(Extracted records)
'''

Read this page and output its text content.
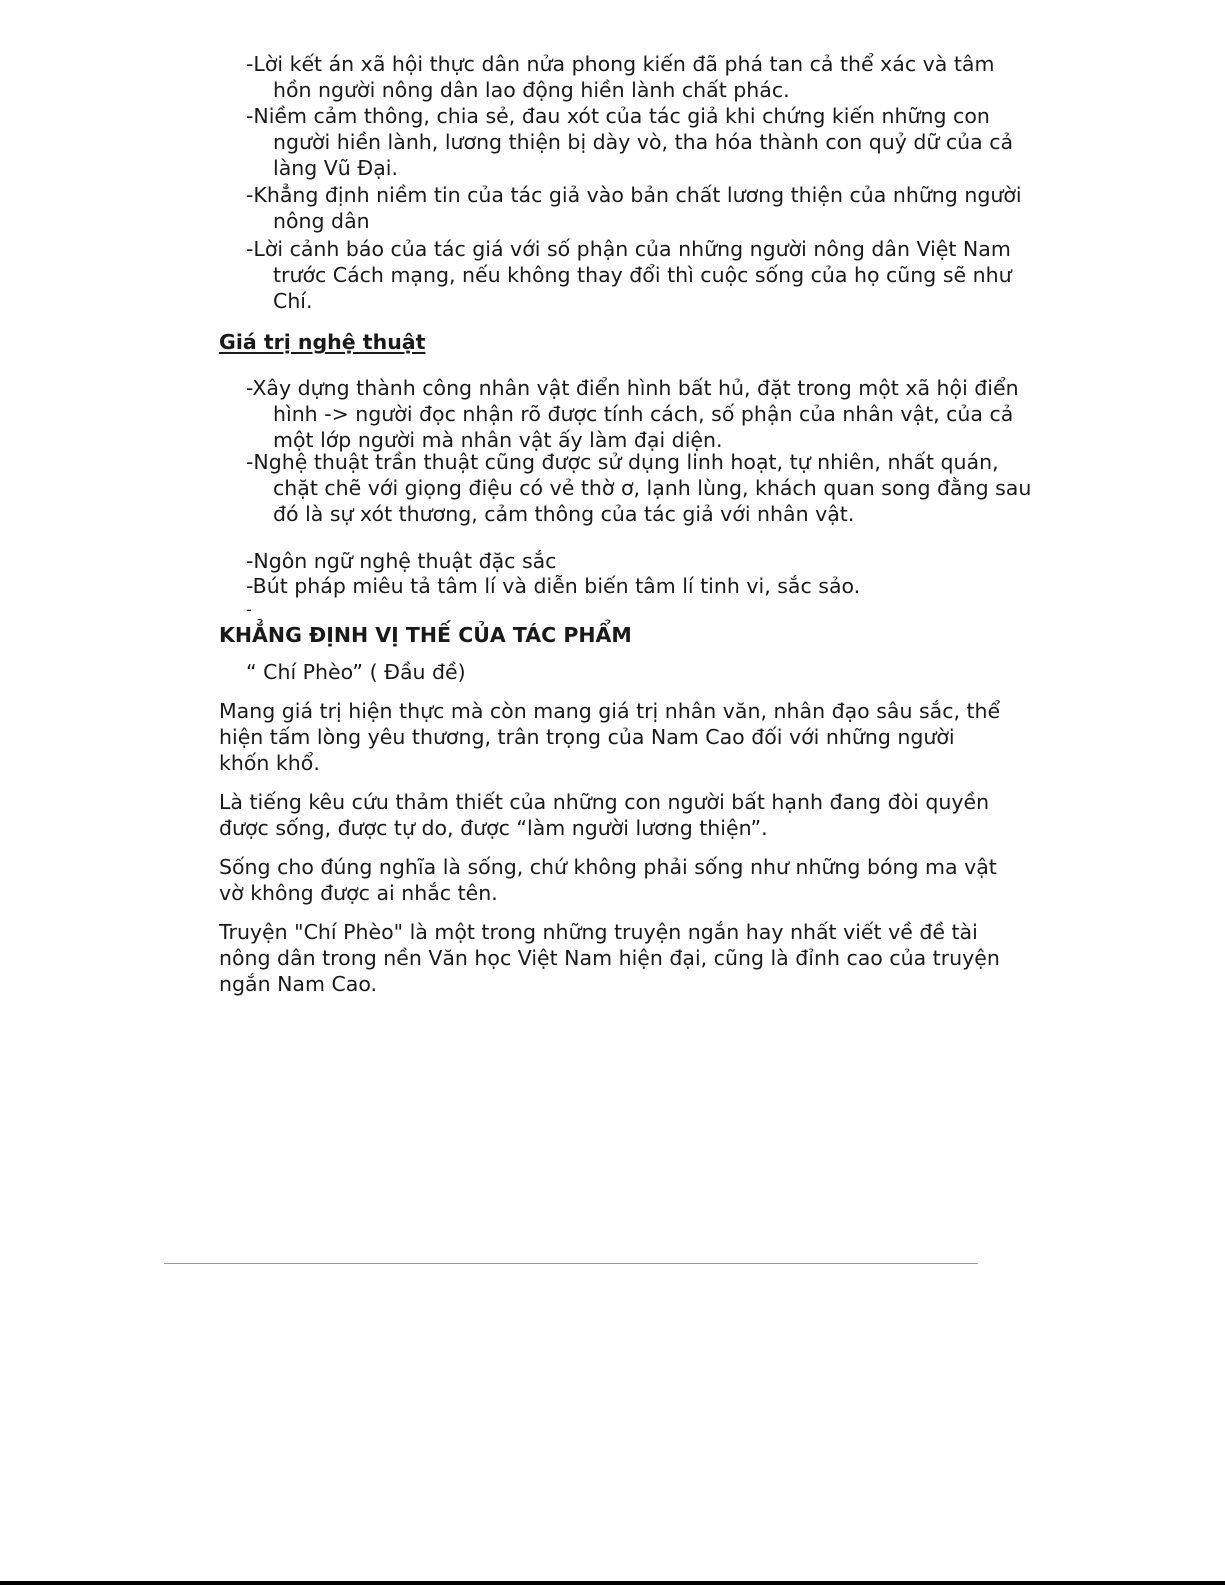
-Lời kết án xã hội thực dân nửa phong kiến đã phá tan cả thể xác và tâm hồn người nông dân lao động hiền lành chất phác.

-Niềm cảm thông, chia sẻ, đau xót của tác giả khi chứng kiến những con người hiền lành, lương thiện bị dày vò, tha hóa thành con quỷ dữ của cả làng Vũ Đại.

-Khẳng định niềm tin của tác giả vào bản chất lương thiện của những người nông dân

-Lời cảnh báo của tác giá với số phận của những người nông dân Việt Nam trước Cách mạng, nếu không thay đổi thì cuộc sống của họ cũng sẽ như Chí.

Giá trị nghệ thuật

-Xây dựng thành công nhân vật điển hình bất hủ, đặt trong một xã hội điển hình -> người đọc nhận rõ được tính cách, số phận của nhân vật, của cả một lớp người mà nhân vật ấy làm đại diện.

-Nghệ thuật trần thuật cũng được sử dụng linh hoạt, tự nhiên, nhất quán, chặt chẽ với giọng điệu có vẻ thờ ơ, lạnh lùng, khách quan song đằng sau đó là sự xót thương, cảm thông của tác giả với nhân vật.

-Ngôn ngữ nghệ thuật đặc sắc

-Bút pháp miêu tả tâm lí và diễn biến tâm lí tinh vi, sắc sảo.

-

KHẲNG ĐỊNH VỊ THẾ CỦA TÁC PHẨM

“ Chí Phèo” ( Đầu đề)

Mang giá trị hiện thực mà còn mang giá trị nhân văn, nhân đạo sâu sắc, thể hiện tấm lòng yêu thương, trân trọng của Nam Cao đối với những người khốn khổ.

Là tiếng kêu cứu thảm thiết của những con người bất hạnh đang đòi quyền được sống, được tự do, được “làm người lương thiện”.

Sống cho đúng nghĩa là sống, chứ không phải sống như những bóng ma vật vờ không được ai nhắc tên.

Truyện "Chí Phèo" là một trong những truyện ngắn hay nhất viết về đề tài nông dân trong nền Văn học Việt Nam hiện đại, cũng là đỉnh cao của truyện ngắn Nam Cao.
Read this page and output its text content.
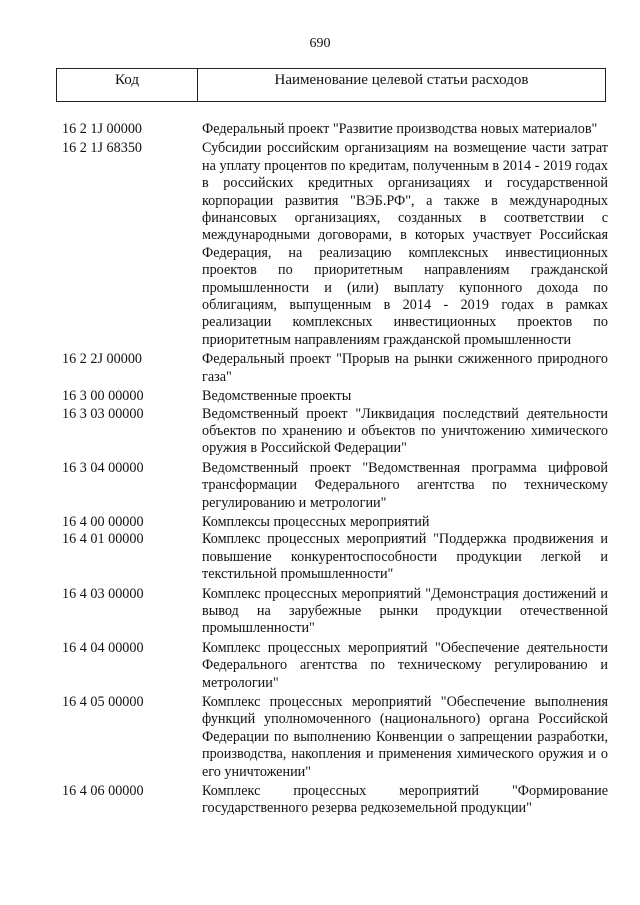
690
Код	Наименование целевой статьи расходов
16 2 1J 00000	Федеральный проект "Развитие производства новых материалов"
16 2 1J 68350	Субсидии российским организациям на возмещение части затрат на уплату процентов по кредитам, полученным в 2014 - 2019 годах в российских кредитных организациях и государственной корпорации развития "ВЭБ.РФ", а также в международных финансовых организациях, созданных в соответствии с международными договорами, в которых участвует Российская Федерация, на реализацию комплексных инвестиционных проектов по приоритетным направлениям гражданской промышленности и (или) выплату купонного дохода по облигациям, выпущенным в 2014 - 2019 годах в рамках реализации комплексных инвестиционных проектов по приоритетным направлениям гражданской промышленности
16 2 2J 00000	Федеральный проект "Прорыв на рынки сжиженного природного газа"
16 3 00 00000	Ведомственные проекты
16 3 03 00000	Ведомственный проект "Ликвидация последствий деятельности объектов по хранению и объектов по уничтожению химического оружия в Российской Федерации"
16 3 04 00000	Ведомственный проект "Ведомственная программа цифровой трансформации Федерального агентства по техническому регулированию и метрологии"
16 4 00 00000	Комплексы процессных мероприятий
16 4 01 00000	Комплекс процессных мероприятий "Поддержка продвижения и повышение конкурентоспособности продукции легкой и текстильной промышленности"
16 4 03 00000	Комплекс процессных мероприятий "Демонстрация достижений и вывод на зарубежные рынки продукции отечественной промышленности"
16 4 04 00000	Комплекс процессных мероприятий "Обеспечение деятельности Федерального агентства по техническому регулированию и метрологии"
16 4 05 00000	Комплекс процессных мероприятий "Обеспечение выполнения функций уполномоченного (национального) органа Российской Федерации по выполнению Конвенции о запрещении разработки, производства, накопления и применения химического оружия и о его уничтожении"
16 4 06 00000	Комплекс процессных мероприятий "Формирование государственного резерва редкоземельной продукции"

'''

## [Your goal]
Each record must be quoted in full and exactly. Do not include the pictures.

## [Task answer]
Read this page and output its text content.
-Lời kết án xã hội thực dân nửa phong kiến đã phá tan cả thể xác và tâm hồn người nông dân lao động hiền lành chất phác.

-Niềm cảm thông, chia sẻ, đau xót của tác giả khi chứng kiến những con người hiền lành, lương thiện bị dày vò, tha hóa thành con quỷ dữ của cả làng Vũ Đại.

-Khẳng định niềm tin của tác giả vào bản chất lương thiện của những người nông dân

-Lời cảnh báo của tác giá với số phận của những người nông dân Việt Nam trước Cách mạng, nếu không thay đổi thì cuộc sống của họ cũng sẽ như Chí.

Giá trị nghệ thuật

-Xây dựng thành công nhân vật điển hình bất hủ, đặt trong một xã hội điển hình -> người đọc nhận rõ được tính cách, số phận của nhân vật, của cả một lớp người mà nhân vật ấy làm đại diện.

-Nghệ thuật trần thuật cũng được sử dụng linh hoạt, tự nhiên, nhất quán, chặt chẽ với giọng điệu có vẻ thờ ơ, lạnh lùng, khách quan song đằng sau đó là sự xót thương, cảm thông của tác giả với nhân vật.

-Ngôn ngữ nghệ thuật đặc sắc

-Bút pháp miêu tả tâm lí và diễn biến tâm lí tinh vi, sắc sảo.

-

KHẲNG ĐỊNH VỊ THẾ CỦA TÁC PHẨM

“ Chí Phèo” ( Đầu đề)

Mang giá trị hiện thực mà còn mang giá trị nhân văn, nhân đạo sâu sắc, thể hiện tấm lòng yêu thương, trân trọng của Nam Cao đối với những người khốn khổ.

Là tiếng kêu cứu thảm thiết của những con người bất hạnh đang đòi quyền được sống, được tự do, được “làm người lương thiện”.

Sống cho đúng nghĩa là sống, chứ không phải sống như những bóng ma vật vờ không được ai nhắc tên.

Truyện "Chí Phèo" là một trong những truyện ngắn hay nhất viết về đề tài nông dân trong nền Văn học Việt Nam hiện đại, cũng là đỉnh cao của truyện ngắn Nam Cao.
Read this page and output its text content.
690
Код	Наименование целевой статьи расходов
16 2 1J 00000	Федеральный проект "Развитие производства новых материалов"
16 2 1J 68350	Субсидии российским организациям на возмещение части затрат на уплату процентов по кредитам, полученным в 2014 - 2019 годах в российских кредитных организациях и государственной корпорации развития "ВЭБ.РФ", а также в международных финансовых организациях, созданных в соответствии с международными договорами, в которых участвует Российская Федерация, на реализацию комплексных инвестиционных проектов по приоритетным направлениям гражданской промышленности и (или) выплату купонного дохода по облигациям, выпущенным в 2014 - 2019 годах в рамках реализации комплексных инвестиционных проектов по приоритетным направлениям гражданской промышленности
16 2 2J 00000	Федеральный проект "Прорыв на рынки сжиженного природного газа"
16 3 00 00000	Ведомственные проекты
16 3 03 00000	Ведомственный проект "Ликвидация последствий деятельности объектов по хранению и объектов по уничтожению химического оружия в Российской Федерации"
16 3 04 00000	Ведомственный проект "Ведомственная программа цифровой трансформации Федерального агентства по техническому регулированию и метрологии"
16 4 00 00000	Комплексы процессных мероприятий
16 4 01 00000	Комплекс процессных мероприятий "Поддержка продвижения и повышение конкурентоспособности продукции легкой и текстильной промышленности"
16 4 03 00000	Комплекс процессных мероприятий "Демонстрация достижений и вывод на зарубежные рынки продукции отечественной промышленности"
16 4 04 00000	Комплекс процессных мероприятий "Обеспечение деятельности Федерального агентства по техническому регулированию и метрологии"
16 4 05 00000	Комплекс процессных мероприятий "Обеспечение выполнения функций уполномоченного (национального) органа Российской Федерации по выполнению Конвенции о запрещении разработки, производства, накопления и применения химического оружия и о его уничтожении"
16 4 06 00000	Комплекс процессных мероприятий "Формирование государственного резерва редкоземельной продукции"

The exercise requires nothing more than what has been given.